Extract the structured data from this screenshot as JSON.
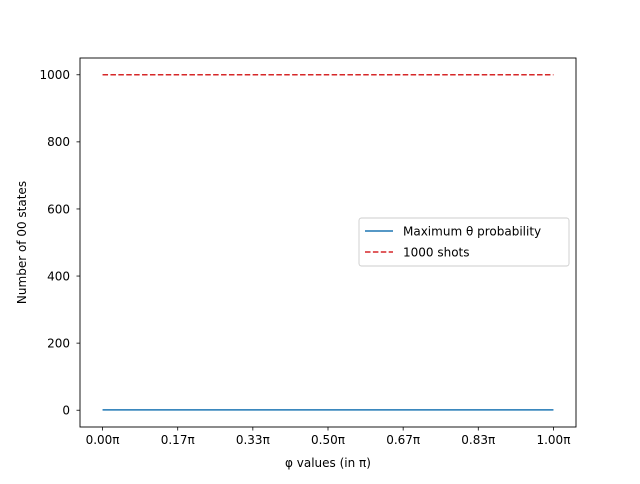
{
  "chart_data": {
    "type": "line",
    "title": "",
    "xlabel": "φ values (in π)",
    "ylabel": "Number of 00 states",
    "xlim": [
      -0.05,
      1.05
    ],
    "ylim": [
      -50,
      1050
    ],
    "x_ticks": [
      0.0,
      0.1667,
      0.3333,
      0.5,
      0.6667,
      0.8333,
      1.0
    ],
    "x_tick_labels": [
      "0.00π",
      "0.17π",
      "0.33π",
      "0.50π",
      "0.67π",
      "0.83π",
      "1.00π"
    ],
    "y_ticks": [
      0,
      200,
      400,
      600,
      800,
      1000
    ],
    "y_tick_labels": [
      "0",
      "200",
      "400",
      "600",
      "800",
      "1000"
    ],
    "grid": false,
    "legend_position": "center-right",
    "series": [
      {
        "name": "Maximum θ probability",
        "color": "#1f77b4",
        "line_style": "solid",
        "x": [
          0.0,
          1.0
        ],
        "y": [
          1,
          1
        ]
      },
      {
        "name": "1000 shots",
        "color": "#d62728",
        "line_style": "dashed",
        "x": [
          0.0,
          1.0
        ],
        "y": [
          1000,
          1000
        ]
      }
    ]
  }
}
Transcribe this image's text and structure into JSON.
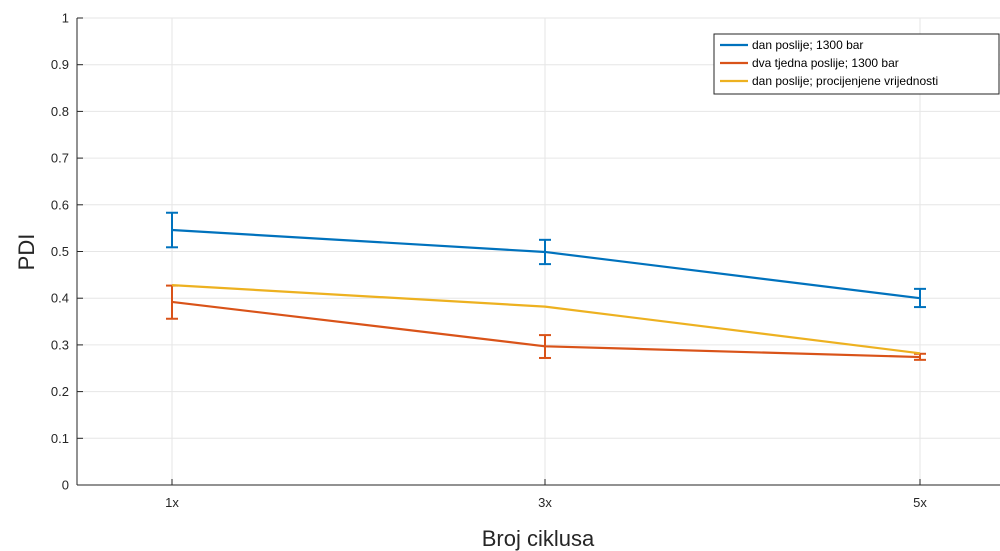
{
  "chart_data": {
    "type": "line",
    "title": "",
    "xlabel": "Broj ciklusa",
    "ylabel": "PDI",
    "categories": [
      "1x",
      "3x",
      "5x"
    ],
    "ylim": [
      0,
      1
    ],
    "yticks": [
      "0",
      "0.1",
      "0.2",
      "0.3",
      "0.4",
      "0.5",
      "0.6",
      "0.7",
      "0.8",
      "0.9",
      "1"
    ],
    "grid": true,
    "legend_position": "top-right",
    "series": [
      {
        "name": "dan poslije; 1300 bar",
        "color": "#0072BD",
        "values": [
          0.546,
          0.499,
          0.4
        ],
        "err_low": [
          0.509,
          0.473,
          0.381
        ],
        "err_high": [
          0.583,
          0.525,
          0.42
        ]
      },
      {
        "name": "dva tjedna poslije; 1300 bar",
        "color": "#D95319",
        "values": [
          0.392,
          0.297,
          0.274
        ],
        "err_low": [
          0.356,
          0.272,
          0.268
        ],
        "err_high": [
          0.427,
          0.321,
          0.281
        ]
      },
      {
        "name": "dan poslije; procijenjene vrijednosti",
        "color": "#EDB120",
        "values": [
          0.428,
          0.382,
          0.282
        ]
      }
    ]
  }
}
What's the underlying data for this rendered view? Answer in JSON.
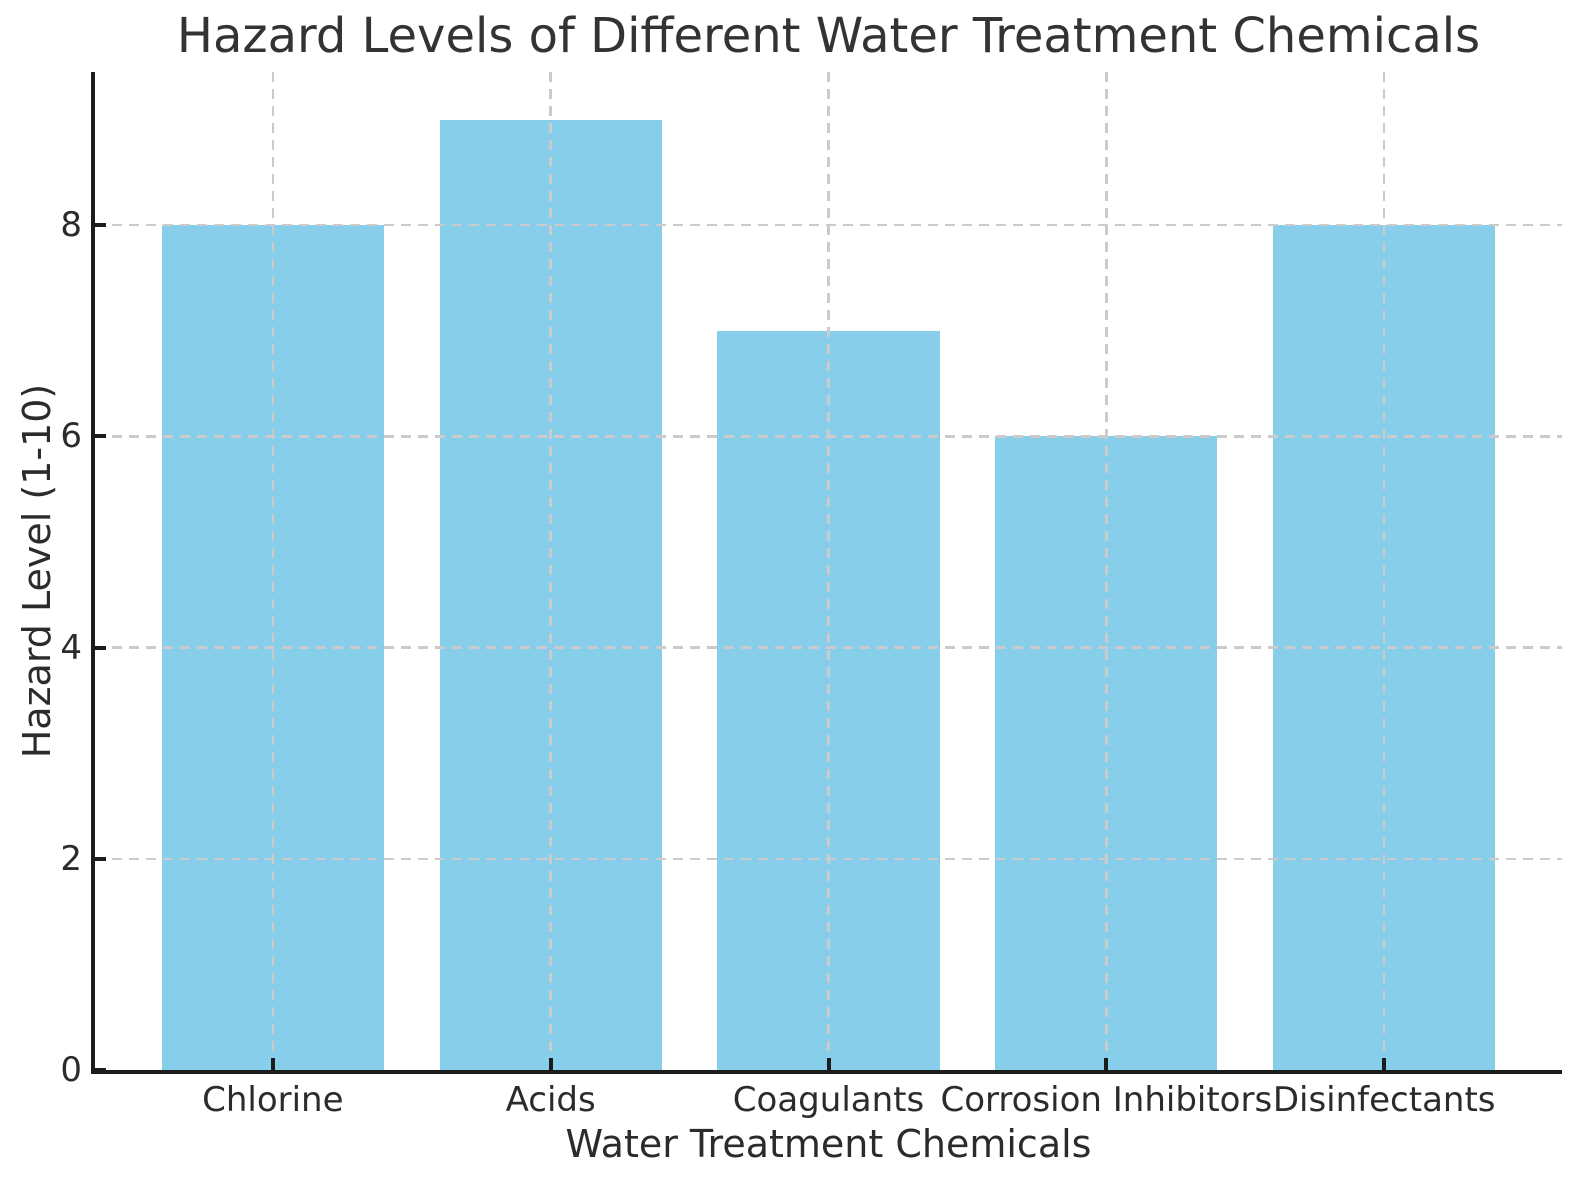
{
  "chart_data": {
    "type": "bar",
    "title": "Hazard Levels of Different Water Treatment Chemicals",
    "xlabel": "Water Treatment Chemicals",
    "ylabel": "Hazard Level (1-10)",
    "categories": [
      "Chlorine",
      "Acids",
      "Coagulants",
      "Corrosion Inhibitors",
      "Disinfectants"
    ],
    "values": [
      8,
      9,
      7,
      6,
      8
    ],
    "yticks": [
      0,
      2,
      4,
      6,
      8
    ],
    "ylim": [
      0,
      9.45
    ],
    "xlim": [
      -0.64,
      4.64
    ],
    "bar_width": 0.8,
    "bar_color": "#87CEEB",
    "grid_color": "#cbcbcb",
    "grid_style": "dashed-both-axes-over-bars",
    "spine_color": "#1c1c1c",
    "text_color": "#2b2b2b",
    "tick_direction": "in",
    "legend": "none",
    "spines": "left-bottom-only"
  }
}
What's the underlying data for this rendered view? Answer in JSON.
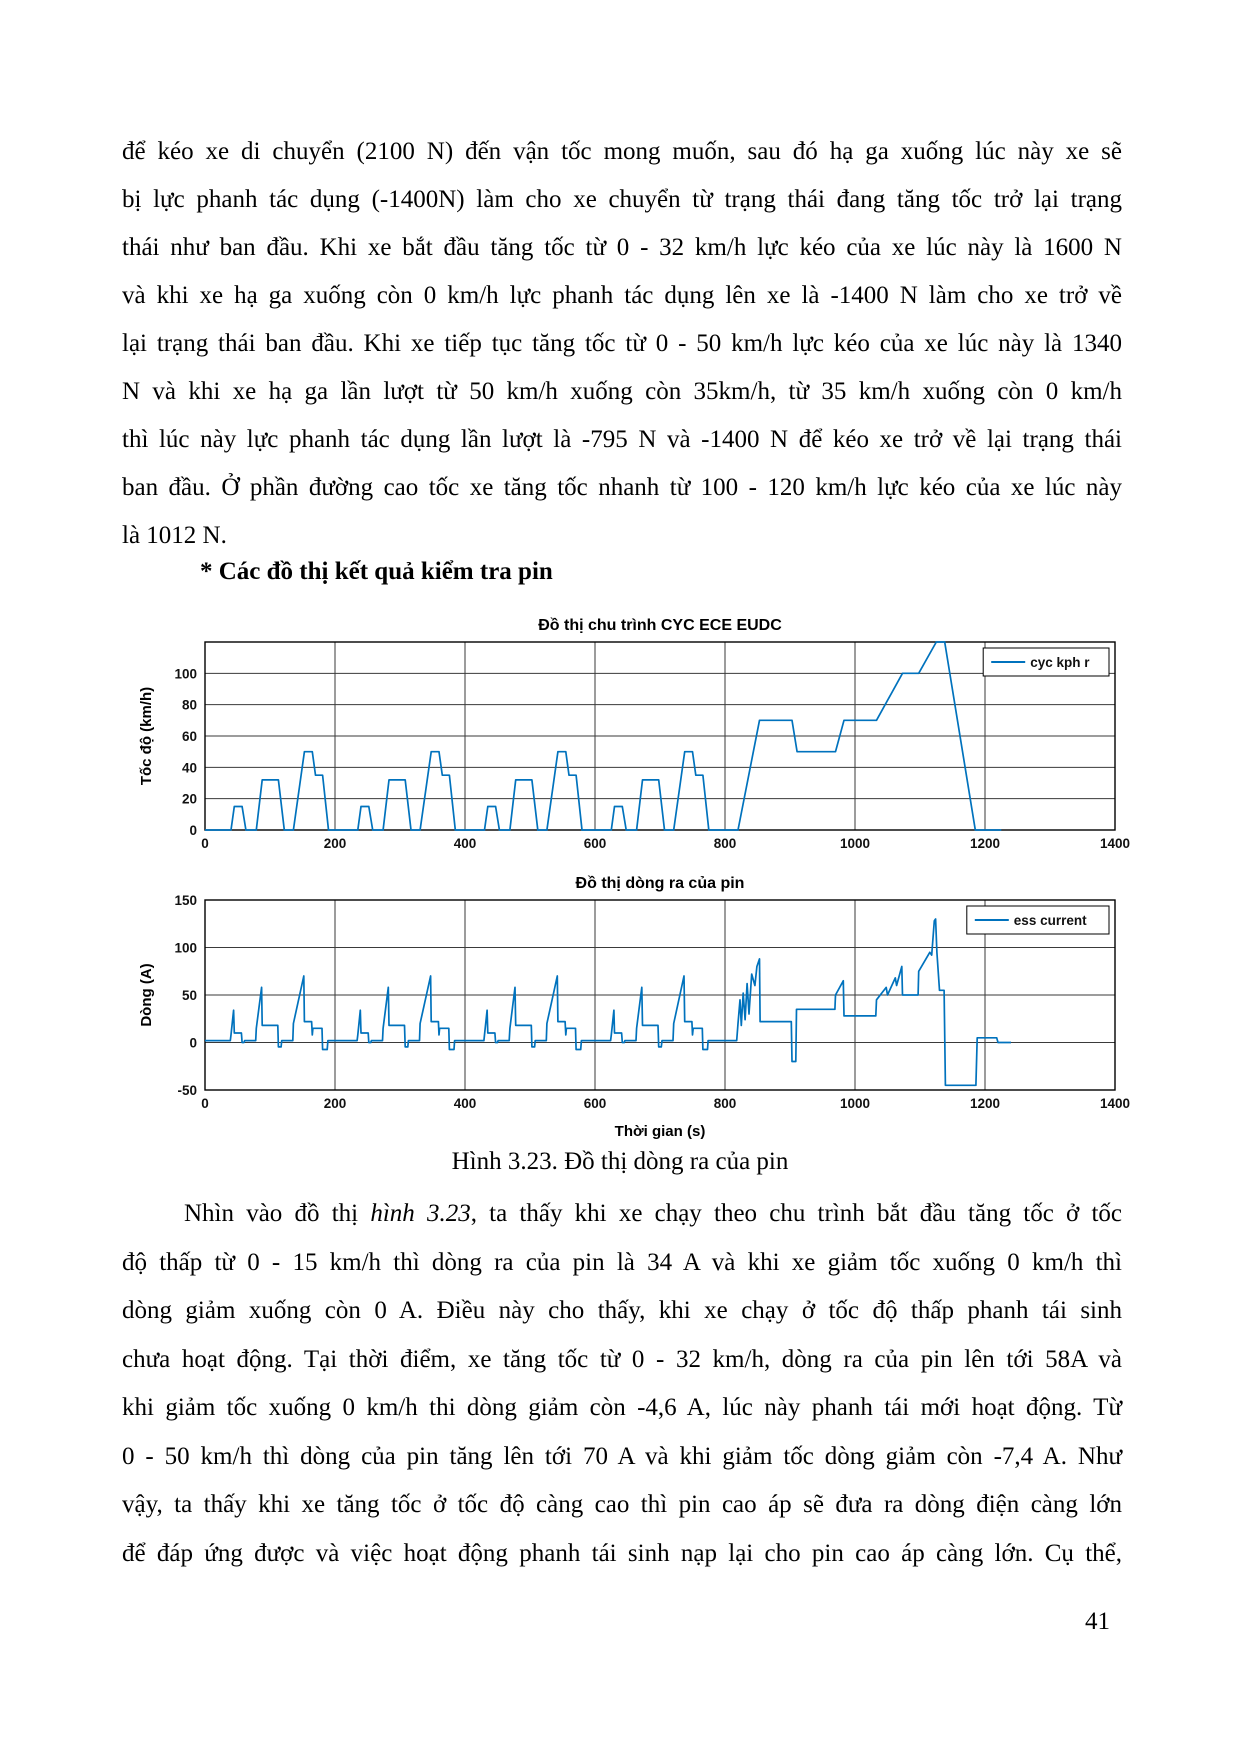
{
  "page": {
    "number": "41"
  },
  "heading": "* Các đồ thị kết quả kiểm tra pin",
  "caption": "Hình 3.23. Đồ thị dòng ra của pin",
  "para1": {
    "lines": [
      "để kéo xe di chuyển (2100 N) đến vận tốc mong muốn, sau đó hạ ga xuống lúc này xe sẽ",
      "bị lực phanh tác dụng (-1400N) làm cho xe chuyển từ trạng thái đang tăng tốc trở lại trạng",
      "thái như ban đầu. Khi xe bắt đầu tăng tốc từ 0 - 32 km/h lực kéo của xe lúc này là 1600 N",
      "và khi xe hạ ga xuống còn 0 km/h lực phanh tác dụng lên xe là -1400 N làm cho xe trở về",
      "lại trạng thái ban đầu. Khi xe tiếp tục tăng tốc từ 0 - 50 km/h lực kéo của xe lúc này là 1340",
      "N và khi xe hạ ga lần lượt từ 50 km/h xuống còn 35km/h, từ 35 km/h xuống còn 0 km/h",
      "thì lúc này lực phanh tác dụng lần lượt là -795 N và -1400 N để kéo xe trở về lại trạng thái",
      "ban đầu. Ở phần đường cao tốc xe tăng tốc nhanh từ 100 - 120 km/h lực kéo của xe lúc này",
      "là 1012 N."
    ]
  },
  "para2": {
    "line1_pre": "Nhìn vào đồ thị ",
    "line1_italic": "hình 3.23",
    "line1_post": ", ta thấy khi xe chạy theo chu trình bắt đầu tăng tốc ở tốc",
    "lines": [
      "độ thấp từ 0 - 15 km/h thì dòng ra của pin là 34 A và khi xe giảm tốc xuống 0 km/h thì",
      "dòng giảm xuống còn 0 A. Điều này cho thấy, khi xe chạy ở tốc độ thấp phanh tái sinh",
      "chưa hoạt động. Tại thời điểm, xe tăng tốc từ 0 - 32 km/h, dòng ra của pin lên tới 58A và",
      "khi giảm tốc xuống 0 km/h thi dòng giảm còn -4,6 A, lúc này phanh tái mới hoạt động. Từ",
      "0 - 50 km/h thì dòng của pin tăng lên tới 70 A và khi giảm tốc dòng giảm còn -7,4 A. Như",
      "vậy, ta thấy khi xe tăng tốc ở tốc độ càng cao thì pin cao áp sẽ đưa ra dòng điện càng lớn",
      "để đáp ứng được và việc hoạt động phanh tái sinh nạp lại cho pin cao áp càng lớn. Cụ thể,"
    ]
  },
  "chart_data": [
    {
      "type": "line",
      "title": "Đồ thị chu trình CYC ECE EUDC",
      "xlabel": "",
      "ylabel": "Tốc độ (km/h)",
      "legend": "cyc kph r",
      "legend_position": "top-right",
      "line_color": "#0072BD",
      "grid": true,
      "xlim": [
        0,
        1400
      ],
      "ylim": [
        0,
        120
      ],
      "xticks": [
        0,
        200,
        400,
        600,
        800,
        1000,
        1200,
        1400
      ],
      "yticks": [
        0,
        20,
        40,
        60,
        80,
        100
      ],
      "series": [
        {
          "name": "cyc kph r",
          "points": [
            [
              0,
              0
            ],
            [
              40,
              0
            ],
            [
              45,
              15
            ],
            [
              57,
              15
            ],
            [
              63,
              0
            ],
            [
              79,
              0
            ],
            [
              88,
              32
            ],
            [
              113,
              32
            ],
            [
              122,
              0
            ],
            [
              136,
              0
            ],
            [
              153,
              50
            ],
            [
              165,
              50
            ],
            [
              170,
              35
            ],
            [
              181,
              35
            ],
            [
              190,
              0
            ],
            [
              235,
              0
            ],
            [
              240,
              15
            ],
            [
              252,
              15
            ],
            [
              258,
              0
            ],
            [
              274,
              0
            ],
            [
              283,
              32
            ],
            [
              308,
              32
            ],
            [
              317,
              0
            ],
            [
              331,
              0
            ],
            [
              348,
              50
            ],
            [
              360,
              50
            ],
            [
              365,
              35
            ],
            [
              376,
              35
            ],
            [
              385,
              0
            ],
            [
              430,
              0
            ],
            [
              435,
              15
            ],
            [
              447,
              15
            ],
            [
              453,
              0
            ],
            [
              469,
              0
            ],
            [
              478,
              32
            ],
            [
              503,
              32
            ],
            [
              512,
              0
            ],
            [
              526,
              0
            ],
            [
              543,
              50
            ],
            [
              555,
              50
            ],
            [
              560,
              35
            ],
            [
              571,
              35
            ],
            [
              580,
              0
            ],
            [
              625,
              0
            ],
            [
              630,
              15
            ],
            [
              642,
              15
            ],
            [
              648,
              0
            ],
            [
              664,
              0
            ],
            [
              673,
              32
            ],
            [
              698,
              32
            ],
            [
              707,
              0
            ],
            [
              721,
              0
            ],
            [
              738,
              50
            ],
            [
              750,
              50
            ],
            [
              755,
              35
            ],
            [
              766,
              35
            ],
            [
              775,
              0
            ],
            [
              820,
              0
            ],
            [
              853,
              70
            ],
            [
              903,
              70
            ],
            [
              911,
              50
            ],
            [
              970,
              50
            ],
            [
              983,
              70
            ],
            [
              1033,
              70
            ],
            [
              1073,
              100
            ],
            [
              1098,
              100
            ],
            [
              1125,
              120
            ],
            [
              1138,
              120
            ],
            [
              1185,
              0
            ],
            [
              1225,
              0
            ]
          ]
        }
      ]
    },
    {
      "type": "line",
      "title": "Đồ thị dòng ra của pin",
      "xlabel": "Thời gian (s)",
      "ylabel": "Dòng (A)",
      "legend": "ess current",
      "legend_position": "top-right",
      "line_color": "#0072BD",
      "grid": true,
      "xlim": [
        0,
        1400
      ],
      "ylim": [
        -50,
        150
      ],
      "xticks": [
        0,
        200,
        400,
        600,
        800,
        1000,
        1200,
        1400
      ],
      "yticks": [
        -50,
        0,
        50,
        100,
        150
      ],
      "series": [
        {
          "name": "ess current",
          "points": [
            [
              0,
              2
            ],
            [
              39,
              2
            ],
            [
              40,
              8
            ],
            [
              44,
              34
            ],
            [
              45,
              10
            ],
            [
              56,
              10
            ],
            [
              57,
              0
            ],
            [
              60,
              0
            ],
            [
              61,
              2
            ],
            [
              78,
              2
            ],
            [
              79,
              15
            ],
            [
              87,
              58
            ],
            [
              88,
              18
            ],
            [
              112,
              18
            ],
            [
              113,
              -4.6
            ],
            [
              117,
              -4.6
            ],
            [
              118,
              2
            ],
            [
              135,
              2
            ],
            [
              136,
              20
            ],
            [
              152,
              70
            ],
            [
              153,
              22
            ],
            [
              164,
              22
            ],
            [
              165,
              8
            ],
            [
              166,
              15
            ],
            [
              180,
              15
            ],
            [
              181,
              -7.4
            ],
            [
              188,
              -7.4
            ],
            [
              189,
              2
            ],
            [
              234,
              2
            ],
            [
              235,
              8
            ],
            [
              239,
              34
            ],
            [
              240,
              10
            ],
            [
              251,
              10
            ],
            [
              252,
              0
            ],
            [
              255,
              0
            ],
            [
              256,
              2
            ],
            [
              273,
              2
            ],
            [
              274,
              15
            ],
            [
              282,
              58
            ],
            [
              283,
              18
            ],
            [
              307,
              18
            ],
            [
              308,
              -4.6
            ],
            [
              312,
              -4.6
            ],
            [
              313,
              2
            ],
            [
              330,
              2
            ],
            [
              331,
              20
            ],
            [
              347,
              70
            ],
            [
              348,
              22
            ],
            [
              359,
              22
            ],
            [
              360,
              8
            ],
            [
              361,
              15
            ],
            [
              375,
              15
            ],
            [
              376,
              -7.4
            ],
            [
              383,
              -7.4
            ],
            [
              384,
              2
            ],
            [
              429,
              2
            ],
            [
              430,
              8
            ],
            [
              434,
              34
            ],
            [
              435,
              10
            ],
            [
              446,
              10
            ],
            [
              447,
              0
            ],
            [
              450,
              0
            ],
            [
              451,
              2
            ],
            [
              468,
              2
            ],
            [
              469,
              15
            ],
            [
              477,
              58
            ],
            [
              478,
              18
            ],
            [
              502,
              18
            ],
            [
              503,
              -4.6
            ],
            [
              507,
              -4.6
            ],
            [
              508,
              2
            ],
            [
              525,
              2
            ],
            [
              526,
              20
            ],
            [
              542,
              70
            ],
            [
              543,
              22
            ],
            [
              554,
              22
            ],
            [
              555,
              8
            ],
            [
              556,
              15
            ],
            [
              570,
              15
            ],
            [
              571,
              -7.4
            ],
            [
              578,
              -7.4
            ],
            [
              579,
              2
            ],
            [
              624,
              2
            ],
            [
              625,
              8
            ],
            [
              629,
              34
            ],
            [
              630,
              10
            ],
            [
              641,
              10
            ],
            [
              642,
              0
            ],
            [
              645,
              0
            ],
            [
              646,
              2
            ],
            [
              663,
              2
            ],
            [
              664,
              15
            ],
            [
              672,
              58
            ],
            [
              673,
              18
            ],
            [
              697,
              18
            ],
            [
              698,
              -4.6
            ],
            [
              702,
              -4.6
            ],
            [
              703,
              2
            ],
            [
              720,
              2
            ],
            [
              721,
              20
            ],
            [
              737,
              70
            ],
            [
              738,
              22
            ],
            [
              749,
              22
            ],
            [
              750,
              8
            ],
            [
              751,
              15
            ],
            [
              765,
              15
            ],
            [
              766,
              -7.4
            ],
            [
              773,
              -7.4
            ],
            [
              774,
              2
            ],
            [
              818,
              2
            ],
            [
              820,
              20
            ],
            [
              823,
              45
            ],
            [
              825,
              18
            ],
            [
              828,
              52
            ],
            [
              831,
              24
            ],
            [
              834,
              62
            ],
            [
              837,
              30
            ],
            [
              841,
              72
            ],
            [
              846,
              60
            ],
            [
              849,
              80
            ],
            [
              853,
              88
            ],
            [
              854,
              22
            ],
            [
              902,
              22
            ],
            [
              903,
              -20
            ],
            [
              909,
              -20
            ],
            [
              910,
              35
            ],
            [
              969,
              35
            ],
            [
              970,
              50
            ],
            [
              982,
              65
            ],
            [
              983,
              28
            ],
            [
              1032,
              28
            ],
            [
              1033,
              45
            ],
            [
              1048,
              58
            ],
            [
              1050,
              50
            ],
            [
              1062,
              68
            ],
            [
              1064,
              60
            ],
            [
              1072,
              80
            ],
            [
              1073,
              50
            ],
            [
              1097,
              50
            ],
            [
              1098,
              75
            ],
            [
              1115,
              95
            ],
            [
              1118,
              92
            ],
            [
              1122,
              128
            ],
            [
              1124,
              130
            ],
            [
              1126,
              95
            ],
            [
              1130,
              55
            ],
            [
              1137,
              55
            ],
            [
              1139,
              -45
            ],
            [
              1186,
              -45
            ],
            [
              1188,
              5
            ],
            [
              1218,
              5
            ],
            [
              1220,
              0
            ],
            [
              1240,
              0
            ]
          ]
        }
      ]
    }
  ]
}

---

• _OBJECTIVE_
Report how many lines of the listing hold the word "động", with nothing but the number.

• _SOLUTION_
3